Set exercise:
Every record must be repeated exactly, with no omission.

The data:
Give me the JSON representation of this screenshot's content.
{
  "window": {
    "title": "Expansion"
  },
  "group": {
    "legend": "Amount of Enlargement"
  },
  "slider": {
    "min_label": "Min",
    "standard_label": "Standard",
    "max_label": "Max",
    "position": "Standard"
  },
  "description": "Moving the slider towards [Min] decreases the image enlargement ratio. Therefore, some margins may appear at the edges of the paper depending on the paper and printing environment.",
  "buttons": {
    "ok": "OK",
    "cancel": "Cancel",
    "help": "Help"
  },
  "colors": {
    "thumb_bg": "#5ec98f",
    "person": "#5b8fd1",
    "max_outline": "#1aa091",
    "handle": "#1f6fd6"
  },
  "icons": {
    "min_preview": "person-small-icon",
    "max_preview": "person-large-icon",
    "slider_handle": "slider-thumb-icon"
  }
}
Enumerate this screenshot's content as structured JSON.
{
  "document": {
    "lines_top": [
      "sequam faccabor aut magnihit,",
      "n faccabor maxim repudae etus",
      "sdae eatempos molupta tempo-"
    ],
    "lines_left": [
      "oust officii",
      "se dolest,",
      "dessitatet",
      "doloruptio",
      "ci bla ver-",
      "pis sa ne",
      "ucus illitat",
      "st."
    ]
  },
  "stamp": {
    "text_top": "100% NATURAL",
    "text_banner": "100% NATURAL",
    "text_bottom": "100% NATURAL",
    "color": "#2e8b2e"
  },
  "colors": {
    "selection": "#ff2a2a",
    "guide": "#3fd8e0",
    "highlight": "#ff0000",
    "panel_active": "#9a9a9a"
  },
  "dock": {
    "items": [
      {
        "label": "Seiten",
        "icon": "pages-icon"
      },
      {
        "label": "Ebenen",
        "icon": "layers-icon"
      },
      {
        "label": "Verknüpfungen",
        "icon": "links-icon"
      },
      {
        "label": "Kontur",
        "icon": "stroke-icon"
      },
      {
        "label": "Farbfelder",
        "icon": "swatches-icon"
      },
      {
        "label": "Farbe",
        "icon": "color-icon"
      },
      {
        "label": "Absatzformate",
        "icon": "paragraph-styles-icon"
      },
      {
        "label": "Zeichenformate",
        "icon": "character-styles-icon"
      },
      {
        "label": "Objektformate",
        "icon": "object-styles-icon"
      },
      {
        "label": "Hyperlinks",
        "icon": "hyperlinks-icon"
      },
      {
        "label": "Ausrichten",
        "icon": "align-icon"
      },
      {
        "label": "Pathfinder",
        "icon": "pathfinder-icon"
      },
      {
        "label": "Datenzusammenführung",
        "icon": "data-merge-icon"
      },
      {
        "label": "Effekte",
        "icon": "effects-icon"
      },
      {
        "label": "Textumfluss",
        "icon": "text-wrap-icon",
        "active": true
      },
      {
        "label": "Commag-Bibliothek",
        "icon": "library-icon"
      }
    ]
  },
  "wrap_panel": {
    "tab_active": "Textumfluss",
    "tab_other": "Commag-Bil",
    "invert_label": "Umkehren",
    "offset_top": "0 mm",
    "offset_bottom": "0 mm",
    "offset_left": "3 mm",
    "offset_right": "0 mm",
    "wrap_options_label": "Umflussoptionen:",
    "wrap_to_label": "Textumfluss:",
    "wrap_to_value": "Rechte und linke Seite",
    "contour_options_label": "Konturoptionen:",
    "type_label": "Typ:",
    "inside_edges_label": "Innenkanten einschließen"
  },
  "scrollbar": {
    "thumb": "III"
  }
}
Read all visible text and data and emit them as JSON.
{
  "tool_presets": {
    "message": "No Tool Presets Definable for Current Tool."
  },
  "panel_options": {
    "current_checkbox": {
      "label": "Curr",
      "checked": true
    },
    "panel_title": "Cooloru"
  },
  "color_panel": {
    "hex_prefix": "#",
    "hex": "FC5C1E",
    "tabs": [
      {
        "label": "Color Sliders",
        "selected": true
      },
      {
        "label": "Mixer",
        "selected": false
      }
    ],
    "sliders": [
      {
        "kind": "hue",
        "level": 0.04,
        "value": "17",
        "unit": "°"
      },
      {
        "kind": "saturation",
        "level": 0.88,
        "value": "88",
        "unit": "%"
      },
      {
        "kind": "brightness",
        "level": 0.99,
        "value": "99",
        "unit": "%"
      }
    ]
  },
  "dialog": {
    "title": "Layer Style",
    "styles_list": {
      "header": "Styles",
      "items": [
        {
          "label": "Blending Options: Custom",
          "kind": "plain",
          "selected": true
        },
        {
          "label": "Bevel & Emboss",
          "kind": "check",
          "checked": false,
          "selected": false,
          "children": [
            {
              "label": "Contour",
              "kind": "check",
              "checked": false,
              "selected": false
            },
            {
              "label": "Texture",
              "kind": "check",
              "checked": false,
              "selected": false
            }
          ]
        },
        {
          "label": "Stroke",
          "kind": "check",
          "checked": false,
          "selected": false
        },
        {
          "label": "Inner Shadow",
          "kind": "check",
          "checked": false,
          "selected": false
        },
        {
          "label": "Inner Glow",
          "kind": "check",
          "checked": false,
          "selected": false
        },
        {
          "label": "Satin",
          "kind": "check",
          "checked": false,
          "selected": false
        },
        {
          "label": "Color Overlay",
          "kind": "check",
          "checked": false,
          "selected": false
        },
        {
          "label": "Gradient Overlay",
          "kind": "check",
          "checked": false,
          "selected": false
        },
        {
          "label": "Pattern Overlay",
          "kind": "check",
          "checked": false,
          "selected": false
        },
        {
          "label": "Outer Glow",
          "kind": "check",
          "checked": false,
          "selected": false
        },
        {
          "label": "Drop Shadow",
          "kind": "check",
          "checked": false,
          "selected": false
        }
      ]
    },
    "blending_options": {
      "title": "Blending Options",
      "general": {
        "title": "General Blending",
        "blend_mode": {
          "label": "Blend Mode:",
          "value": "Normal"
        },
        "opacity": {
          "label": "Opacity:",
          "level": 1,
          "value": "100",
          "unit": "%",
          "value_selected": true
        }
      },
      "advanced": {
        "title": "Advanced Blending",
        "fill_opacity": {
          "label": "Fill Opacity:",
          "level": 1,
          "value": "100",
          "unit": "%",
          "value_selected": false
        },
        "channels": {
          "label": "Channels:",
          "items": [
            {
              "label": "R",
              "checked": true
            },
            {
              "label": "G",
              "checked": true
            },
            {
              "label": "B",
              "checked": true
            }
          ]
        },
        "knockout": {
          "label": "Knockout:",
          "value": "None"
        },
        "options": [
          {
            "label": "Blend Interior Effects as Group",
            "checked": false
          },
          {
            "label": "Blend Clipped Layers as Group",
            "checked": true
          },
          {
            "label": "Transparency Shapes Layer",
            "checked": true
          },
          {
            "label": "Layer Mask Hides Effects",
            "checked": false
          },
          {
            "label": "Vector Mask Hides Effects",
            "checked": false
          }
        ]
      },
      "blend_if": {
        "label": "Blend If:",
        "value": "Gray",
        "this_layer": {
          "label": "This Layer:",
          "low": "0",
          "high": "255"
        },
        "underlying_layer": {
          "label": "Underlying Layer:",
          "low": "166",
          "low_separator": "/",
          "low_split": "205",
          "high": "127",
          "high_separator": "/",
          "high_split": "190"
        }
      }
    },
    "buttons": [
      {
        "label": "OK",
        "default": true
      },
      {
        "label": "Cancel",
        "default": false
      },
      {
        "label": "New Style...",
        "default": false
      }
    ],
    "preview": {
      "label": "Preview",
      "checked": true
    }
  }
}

Result below:
Give me the JSON representation of this screenshot's content.
{
  "window": {
    "title": "Expansion"
  },
  "group": {
    "legend": "Amount of Enlargement"
  },
  "slider": {
    "min_label": "Min",
    "standard_label": "Standard",
    "max_label": "Max",
    "position": "Standard"
  },
  "description": "Moving the slider towards [Min] decreases the image enlargement ratio. Therefore, some margins may appear at the edges of the paper depending on the paper and printing environment.",
  "buttons": {
    "ok": "OK",
    "cancel": "Cancel",
    "help": "Help"
  },
  "colors": {
    "thumb_bg": "#5ec98f",
    "person": "#5b8fd1",
    "max_outline": "#1aa091",
    "handle": "#1f6fd6"
  },
  "icons": {
    "min_preview": "person-small-icon",
    "max_preview": "person-large-icon",
    "slider_handle": "slider-thumb-icon"
  }
}
Enumerate this screenshot's content as structured JSON.
{
  "document": {
    "lines_top": [
      "sequam faccabor aut magnihit,",
      "n faccabor maxim repudae etus",
      "sdae eatempos molupta tempo-"
    ],
    "lines_left": [
      "oust officii",
      "se dolest,",
      "dessitatet",
      "doloruptio",
      "ci bla ver-",
      "pis sa ne",
      "ucus illitat",
      "st."
    ]
  },
  "stamp": {
    "text_top": "100% NATURAL",
    "text_banner": "100% NATURAL",
    "text_bottom": "100% NATURAL",
    "color": "#2e8b2e"
  },
  "colors": {
    "selection": "#ff2a2a",
    "guide": "#3fd8e0",
    "highlight": "#ff0000",
    "panel_active": "#9a9a9a"
  },
  "dock": {
    "items": [
      {
        "label": "Seiten",
        "icon": "pages-icon"
      },
      {
        "label": "Ebenen",
        "icon": "layers-icon"
      },
      {
        "label": "Verknüpfungen",
        "icon": "links-icon"
      },
      {
        "label": "Kontur",
        "icon": "stroke-icon"
      },
      {
        "label": "Farbfelder",
        "icon": "swatches-icon"
      },
      {
        "label": "Farbe",
        "icon": "color-icon"
      },
      {
        "label": "Absatzformate",
        "icon": "paragraph-styles-icon"
      },
      {
        "label": "Zeichenformate",
        "icon": "character-styles-icon"
      },
      {
        "label": "Objektformate",
        "icon": "object-styles-icon"
      },
      {
        "label": "Hyperlinks",
        "icon": "hyperlinks-icon"
      },
      {
        "label": "Ausrichten",
        "icon": "align-icon"
      },
      {
        "label": "Pathfinder",
        "icon": "pathfinder-icon"
      },
      {
        "label": "Datenzusammenführung",
        "icon": "data-merge-icon"
      },
      {
        "label": "Effekte",
        "icon": "effects-icon"
      },
      {
        "label": "Textumfluss",
        "icon": "text-wrap-icon",
        "active": true
      },
      {
        "label": "Commag-Bibliothek",
        "icon": "library-icon"
      }
    ]
  },
  "wrap_panel": {
    "tab_active": "Textumfluss",
    "tab_other": "Commag-Bil",
    "invert_label": "Umkehren",
    "offset_top": "0 mm",
    "offset_bottom": "0 mm",
    "offset_left": "3 mm",
    "offset_right": "0 mm",
    "wrap_options_label": "Umflussoptionen:",
    "wrap_to_label": "Textumfluss:",
    "wrap_to_value": "Rechte und linke Seite",
    "contour_options_label": "Konturoptionen:",
    "type_label": "Typ:",
    "inside_edges_label": "Innenkanten einschließen"
  },
  "scrollbar": {
    "thumb": "III"
  }
}
Read all visible text and data and emit them as JSON.
{
  "tool_presets": {
    "message": "No Tool Presets Definable for Current Tool."
  },
  "panel_options": {
    "current_checkbox": {
      "label": "Curr",
      "checked": true
    },
    "panel_title": "Cooloru"
  },
  "color_panel": {
    "hex_prefix": "#",
    "hex": "FC5C1E",
    "tabs": [
      {
        "label": "Color Sliders",
        "selected": true
      },
      {
        "label": "Mixer",
        "selected": false
      }
    ],
    "sliders": [
      {
        "kind": "hue",
        "level": 0.04,
        "value": "17",
        "unit": "°"
      },
      {
        "kind": "saturation",
        "level": 0.88,
        "value": "88",
        "unit": "%"
      },
      {
        "kind": "brightness",
        "level": 0.99,
        "value": "99",
        "unit": "%"
      }
    ]
  },
  "dialog": {
    "title": "Layer Style",
    "styles_list": {
      "header": "Styles",
      "items": [
        {
          "label": "Blending Options: Custom",
          "kind": "plain",
          "selected": true
        },
        {
          "label": "Bevel & Emboss",
          "kind": "check",
          "checked": false,
          "selected": false,
          "children": [
            {
              "label": "Contour",
              "kind": "check",
              "checked": false,
              "selected": false
            },
            {
              "label": "Texture",
              "kind": "check",
              "checked": false,
              "selected": false
            }
          ]
        },
        {
          "label": "Stroke",
          "kind": "check",
          "checked": false,
          "selected": false
        },
        {
          "label": "Inner Shadow",
          "kind": "check",
          "checked": false,
          "selected": false
        },
        {
          "label": "Inner Glow",
          "kind": "check",
          "checked": false,
          "selected": false
        },
        {
          "label": "Satin",
          "kind": "check",
          "checked": false,
          "selected": false
        },
        {
          "label": "Color Overlay",
          "kind": "check",
          "checked": false,
          "selected": false
        },
        {
          "label": "Gradient Overlay",
          "kind": "check",
          "checked": false,
          "selected": false
        },
        {
          "label": "Pattern Overlay",
          "kind": "check",
          "checked": false,
          "selected": false
        },
        {
          "label": "Outer Glow",
          "kind": "check",
          "checked": false,
          "selected": false
        },
        {
          "label": "Drop Shadow",
          "kind": "check",
          "checked": false,
          "selected": false
        }
      ]
    },
    "blending_options": {
      "title": "Blending Options",
      "general": {
        "title": "General Blending",
        "blend_mode": {
          "label": "Blend Mode:",
          "value": "Normal"
        },
        "opacity": {
          "label": "Opacity:",
          "level": 1,
          "value": "100",
          "unit": "%",
          "value_selected": true
        }
      },
      "advanced": {
        "title": "Advanced Blending",
        "fill_opacity": {
          "label": "Fill Opacity:",
          "level": 1,
          "value": "100",
          "unit": "%",
          "value_selected": false
        },
        "channels": {
          "label": "Channels:",
          "items": [
            {
              "label": "R",
              "checked": true
            },
            {
              "label": "G",
              "checked": true
            },
            {
              "label": "B",
              "checked": true
            }
          ]
        },
        "knockout": {
          "label": "Knockout:",
          "value": "None"
        },
        "options": [
          {
            "label": "Blend Interior Effects as Group",
            "checked": false
          },
          {
            "label": "Blend Clipped Layers as Group",
            "checked": true
          },
          {
            "label": "Transparency Shapes Layer",
            "checked": true
          },
          {
            "label": "Layer Mask Hides Effects",
            "checked": false
          },
          {
            "label": "Vector Mask Hides Effects",
            "checked": false
          }
        ]
      },
      "blend_if": {
        "label": "Blend If:",
        "value": "Gray",
        "this_layer": {
          "label": "This Layer:",
          "low": "0",
          "high": "255"
        },
        "underlying_layer": {
          "label": "Underlying Layer:",
          "low": "166",
          "low_separator": "/",
          "low_split": "205",
          "high": "127",
          "high_separator": "/",
          "high_split": "190"
        }
      }
    },
    "buttons": [
      {
        "label": "OK",
        "default": true
      },
      {
        "label": "Cancel",
        "default": false
      },
      {
        "label": "New Style...",
        "default": false
      }
    ],
    "preview": {
      "label": "Preview",
      "checked": true
    }
  }
}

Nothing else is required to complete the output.